* [GOAL]: Read the entries below and pull out each line with the string "model".

[Some records]
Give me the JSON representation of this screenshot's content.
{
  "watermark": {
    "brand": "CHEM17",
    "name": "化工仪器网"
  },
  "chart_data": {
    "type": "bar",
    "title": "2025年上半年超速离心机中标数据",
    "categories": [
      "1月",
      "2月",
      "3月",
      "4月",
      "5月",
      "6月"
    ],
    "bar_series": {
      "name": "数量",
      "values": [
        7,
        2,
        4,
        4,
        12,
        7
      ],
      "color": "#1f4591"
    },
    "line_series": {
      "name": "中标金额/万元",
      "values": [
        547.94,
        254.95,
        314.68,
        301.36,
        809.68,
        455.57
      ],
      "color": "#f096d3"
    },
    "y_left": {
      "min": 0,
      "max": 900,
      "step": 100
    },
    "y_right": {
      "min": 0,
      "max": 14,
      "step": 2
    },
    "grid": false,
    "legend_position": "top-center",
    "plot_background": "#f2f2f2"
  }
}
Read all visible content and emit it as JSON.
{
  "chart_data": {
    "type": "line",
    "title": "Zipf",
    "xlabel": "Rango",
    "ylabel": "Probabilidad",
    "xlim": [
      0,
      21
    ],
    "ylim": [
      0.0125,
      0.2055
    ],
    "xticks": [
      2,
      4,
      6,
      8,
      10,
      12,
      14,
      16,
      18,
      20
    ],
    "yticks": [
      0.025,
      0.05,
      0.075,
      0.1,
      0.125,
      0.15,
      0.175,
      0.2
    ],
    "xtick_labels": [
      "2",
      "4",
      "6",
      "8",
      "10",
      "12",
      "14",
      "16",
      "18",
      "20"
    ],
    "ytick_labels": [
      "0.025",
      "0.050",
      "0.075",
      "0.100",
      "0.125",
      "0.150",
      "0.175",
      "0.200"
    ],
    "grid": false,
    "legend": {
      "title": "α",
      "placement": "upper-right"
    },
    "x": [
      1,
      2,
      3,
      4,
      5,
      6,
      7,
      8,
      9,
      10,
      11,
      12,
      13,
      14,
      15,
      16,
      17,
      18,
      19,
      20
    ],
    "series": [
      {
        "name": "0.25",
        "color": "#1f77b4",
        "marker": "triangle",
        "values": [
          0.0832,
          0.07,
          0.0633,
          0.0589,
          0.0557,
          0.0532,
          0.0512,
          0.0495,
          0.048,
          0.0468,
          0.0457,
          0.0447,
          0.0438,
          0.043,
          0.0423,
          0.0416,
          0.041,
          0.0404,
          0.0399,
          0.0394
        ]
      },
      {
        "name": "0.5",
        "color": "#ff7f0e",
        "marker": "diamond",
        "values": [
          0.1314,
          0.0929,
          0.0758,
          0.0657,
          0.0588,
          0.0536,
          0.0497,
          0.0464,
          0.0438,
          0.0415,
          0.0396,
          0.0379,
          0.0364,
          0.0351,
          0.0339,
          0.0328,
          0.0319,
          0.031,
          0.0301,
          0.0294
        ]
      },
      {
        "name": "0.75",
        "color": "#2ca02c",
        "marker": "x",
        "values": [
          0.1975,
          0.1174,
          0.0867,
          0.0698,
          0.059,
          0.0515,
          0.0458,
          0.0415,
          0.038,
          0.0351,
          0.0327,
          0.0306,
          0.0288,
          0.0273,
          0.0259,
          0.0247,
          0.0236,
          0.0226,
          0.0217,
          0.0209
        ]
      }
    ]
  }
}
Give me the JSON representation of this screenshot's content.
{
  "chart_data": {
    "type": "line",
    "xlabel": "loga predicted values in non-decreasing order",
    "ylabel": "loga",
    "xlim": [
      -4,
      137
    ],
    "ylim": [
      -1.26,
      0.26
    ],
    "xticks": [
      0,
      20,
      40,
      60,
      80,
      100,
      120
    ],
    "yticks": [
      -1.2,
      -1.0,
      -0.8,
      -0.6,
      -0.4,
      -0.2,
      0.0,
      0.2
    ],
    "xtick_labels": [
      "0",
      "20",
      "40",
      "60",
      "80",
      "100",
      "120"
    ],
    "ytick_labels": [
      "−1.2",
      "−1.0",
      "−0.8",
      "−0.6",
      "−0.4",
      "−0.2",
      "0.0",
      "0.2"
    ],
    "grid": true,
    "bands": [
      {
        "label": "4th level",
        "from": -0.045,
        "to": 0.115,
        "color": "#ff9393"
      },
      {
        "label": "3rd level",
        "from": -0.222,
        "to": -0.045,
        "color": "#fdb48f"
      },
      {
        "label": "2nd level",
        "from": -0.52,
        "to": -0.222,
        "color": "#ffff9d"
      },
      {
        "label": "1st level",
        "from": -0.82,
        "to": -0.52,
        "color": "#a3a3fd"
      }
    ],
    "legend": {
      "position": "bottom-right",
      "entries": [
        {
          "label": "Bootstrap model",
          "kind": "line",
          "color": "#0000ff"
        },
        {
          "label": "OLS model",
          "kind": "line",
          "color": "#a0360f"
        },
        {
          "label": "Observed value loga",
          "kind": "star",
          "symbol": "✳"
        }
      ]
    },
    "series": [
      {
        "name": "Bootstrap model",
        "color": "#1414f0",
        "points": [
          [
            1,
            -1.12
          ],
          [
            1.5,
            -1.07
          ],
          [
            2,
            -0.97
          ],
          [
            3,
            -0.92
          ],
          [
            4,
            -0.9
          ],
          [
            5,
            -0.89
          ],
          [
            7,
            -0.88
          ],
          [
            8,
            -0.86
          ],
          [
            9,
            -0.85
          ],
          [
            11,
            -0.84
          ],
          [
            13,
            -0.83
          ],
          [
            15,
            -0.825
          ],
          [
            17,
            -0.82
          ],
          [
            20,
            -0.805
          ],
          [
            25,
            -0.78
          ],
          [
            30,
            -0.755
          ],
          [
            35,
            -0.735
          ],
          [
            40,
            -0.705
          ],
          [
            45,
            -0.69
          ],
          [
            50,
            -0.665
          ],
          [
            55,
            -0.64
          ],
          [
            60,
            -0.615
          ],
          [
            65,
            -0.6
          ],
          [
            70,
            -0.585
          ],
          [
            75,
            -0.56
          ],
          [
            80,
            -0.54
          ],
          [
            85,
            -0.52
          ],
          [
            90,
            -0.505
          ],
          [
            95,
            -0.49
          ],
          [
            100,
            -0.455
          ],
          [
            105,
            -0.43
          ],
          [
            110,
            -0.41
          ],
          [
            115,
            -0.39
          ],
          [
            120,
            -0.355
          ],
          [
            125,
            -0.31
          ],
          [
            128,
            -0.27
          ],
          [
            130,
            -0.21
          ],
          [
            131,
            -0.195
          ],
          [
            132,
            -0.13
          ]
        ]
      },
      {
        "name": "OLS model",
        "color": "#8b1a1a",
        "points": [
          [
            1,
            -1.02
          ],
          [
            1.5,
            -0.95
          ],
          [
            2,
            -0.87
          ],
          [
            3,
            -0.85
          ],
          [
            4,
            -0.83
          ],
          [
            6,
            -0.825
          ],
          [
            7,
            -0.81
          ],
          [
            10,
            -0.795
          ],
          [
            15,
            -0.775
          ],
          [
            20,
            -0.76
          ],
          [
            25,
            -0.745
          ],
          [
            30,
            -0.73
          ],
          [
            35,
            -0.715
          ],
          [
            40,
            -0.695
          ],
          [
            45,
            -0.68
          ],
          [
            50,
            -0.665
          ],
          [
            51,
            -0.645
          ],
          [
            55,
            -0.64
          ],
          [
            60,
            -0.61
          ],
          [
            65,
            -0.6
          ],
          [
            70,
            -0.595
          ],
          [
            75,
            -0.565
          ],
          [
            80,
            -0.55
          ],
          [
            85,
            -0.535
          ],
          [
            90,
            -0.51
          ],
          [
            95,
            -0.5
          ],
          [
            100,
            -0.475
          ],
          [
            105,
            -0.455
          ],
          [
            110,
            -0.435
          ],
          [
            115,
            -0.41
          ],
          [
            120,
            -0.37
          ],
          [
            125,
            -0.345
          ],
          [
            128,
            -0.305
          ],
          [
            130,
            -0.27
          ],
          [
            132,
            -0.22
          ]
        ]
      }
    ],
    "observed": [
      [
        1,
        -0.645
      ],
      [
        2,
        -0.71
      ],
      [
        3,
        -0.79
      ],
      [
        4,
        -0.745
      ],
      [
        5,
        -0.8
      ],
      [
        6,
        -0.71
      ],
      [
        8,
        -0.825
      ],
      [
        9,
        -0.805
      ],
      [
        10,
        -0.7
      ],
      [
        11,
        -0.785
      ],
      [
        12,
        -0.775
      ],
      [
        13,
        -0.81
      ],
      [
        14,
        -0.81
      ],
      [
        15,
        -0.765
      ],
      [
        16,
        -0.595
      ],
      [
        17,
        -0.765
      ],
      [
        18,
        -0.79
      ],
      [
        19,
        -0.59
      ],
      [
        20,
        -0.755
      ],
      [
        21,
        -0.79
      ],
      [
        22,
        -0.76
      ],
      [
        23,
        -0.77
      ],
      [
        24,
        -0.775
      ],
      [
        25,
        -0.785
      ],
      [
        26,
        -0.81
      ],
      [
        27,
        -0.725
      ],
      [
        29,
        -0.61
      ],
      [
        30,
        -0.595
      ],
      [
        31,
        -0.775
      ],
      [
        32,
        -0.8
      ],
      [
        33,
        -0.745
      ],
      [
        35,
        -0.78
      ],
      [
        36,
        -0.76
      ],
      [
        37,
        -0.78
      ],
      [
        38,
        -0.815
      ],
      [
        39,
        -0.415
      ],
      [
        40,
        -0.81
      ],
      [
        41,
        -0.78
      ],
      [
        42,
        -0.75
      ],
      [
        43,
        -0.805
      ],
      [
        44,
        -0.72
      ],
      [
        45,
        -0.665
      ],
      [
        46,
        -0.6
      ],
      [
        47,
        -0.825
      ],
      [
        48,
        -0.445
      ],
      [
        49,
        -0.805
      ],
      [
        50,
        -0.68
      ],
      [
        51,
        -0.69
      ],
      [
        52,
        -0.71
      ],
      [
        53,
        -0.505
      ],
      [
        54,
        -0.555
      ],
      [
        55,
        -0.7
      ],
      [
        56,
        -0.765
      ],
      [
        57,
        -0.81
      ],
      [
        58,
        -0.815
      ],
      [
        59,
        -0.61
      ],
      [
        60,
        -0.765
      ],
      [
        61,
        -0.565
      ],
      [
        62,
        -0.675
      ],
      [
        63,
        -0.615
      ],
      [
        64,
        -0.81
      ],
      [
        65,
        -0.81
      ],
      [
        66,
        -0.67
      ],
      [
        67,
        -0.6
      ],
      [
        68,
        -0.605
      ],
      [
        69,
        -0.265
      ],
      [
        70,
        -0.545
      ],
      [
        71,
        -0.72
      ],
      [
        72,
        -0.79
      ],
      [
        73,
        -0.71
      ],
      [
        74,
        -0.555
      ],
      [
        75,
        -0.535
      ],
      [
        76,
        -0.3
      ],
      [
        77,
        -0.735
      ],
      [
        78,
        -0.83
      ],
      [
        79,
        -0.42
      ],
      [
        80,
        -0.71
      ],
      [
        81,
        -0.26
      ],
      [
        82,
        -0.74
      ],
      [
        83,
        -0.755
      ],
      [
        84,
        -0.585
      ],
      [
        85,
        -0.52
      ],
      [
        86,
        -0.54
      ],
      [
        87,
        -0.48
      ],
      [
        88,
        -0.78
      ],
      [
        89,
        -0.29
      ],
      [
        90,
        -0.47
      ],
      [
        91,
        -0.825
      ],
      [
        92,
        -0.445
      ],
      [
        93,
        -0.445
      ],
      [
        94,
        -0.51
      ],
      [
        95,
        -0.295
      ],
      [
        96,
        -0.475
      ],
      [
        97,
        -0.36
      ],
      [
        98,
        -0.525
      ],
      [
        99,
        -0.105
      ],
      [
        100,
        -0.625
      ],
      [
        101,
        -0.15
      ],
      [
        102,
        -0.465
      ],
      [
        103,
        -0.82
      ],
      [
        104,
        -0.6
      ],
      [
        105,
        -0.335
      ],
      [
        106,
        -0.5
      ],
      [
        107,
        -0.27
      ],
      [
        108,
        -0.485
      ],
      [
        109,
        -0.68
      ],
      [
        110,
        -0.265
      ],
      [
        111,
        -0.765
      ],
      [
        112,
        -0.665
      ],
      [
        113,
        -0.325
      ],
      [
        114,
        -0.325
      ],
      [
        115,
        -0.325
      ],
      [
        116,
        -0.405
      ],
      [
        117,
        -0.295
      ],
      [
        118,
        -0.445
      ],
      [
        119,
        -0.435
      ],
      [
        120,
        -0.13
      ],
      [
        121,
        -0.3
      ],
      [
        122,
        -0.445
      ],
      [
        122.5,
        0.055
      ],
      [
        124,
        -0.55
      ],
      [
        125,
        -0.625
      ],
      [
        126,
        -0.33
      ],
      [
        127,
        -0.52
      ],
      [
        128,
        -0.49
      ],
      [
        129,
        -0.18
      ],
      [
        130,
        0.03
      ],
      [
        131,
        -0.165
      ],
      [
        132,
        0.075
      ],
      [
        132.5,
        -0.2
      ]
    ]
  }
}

* [RESPONSE TO THE EXERCISE]:
          "label": "Bootstrap model",
          "label": "OLS model",
        "name": "Bootstrap model",
        "name": "OLS model",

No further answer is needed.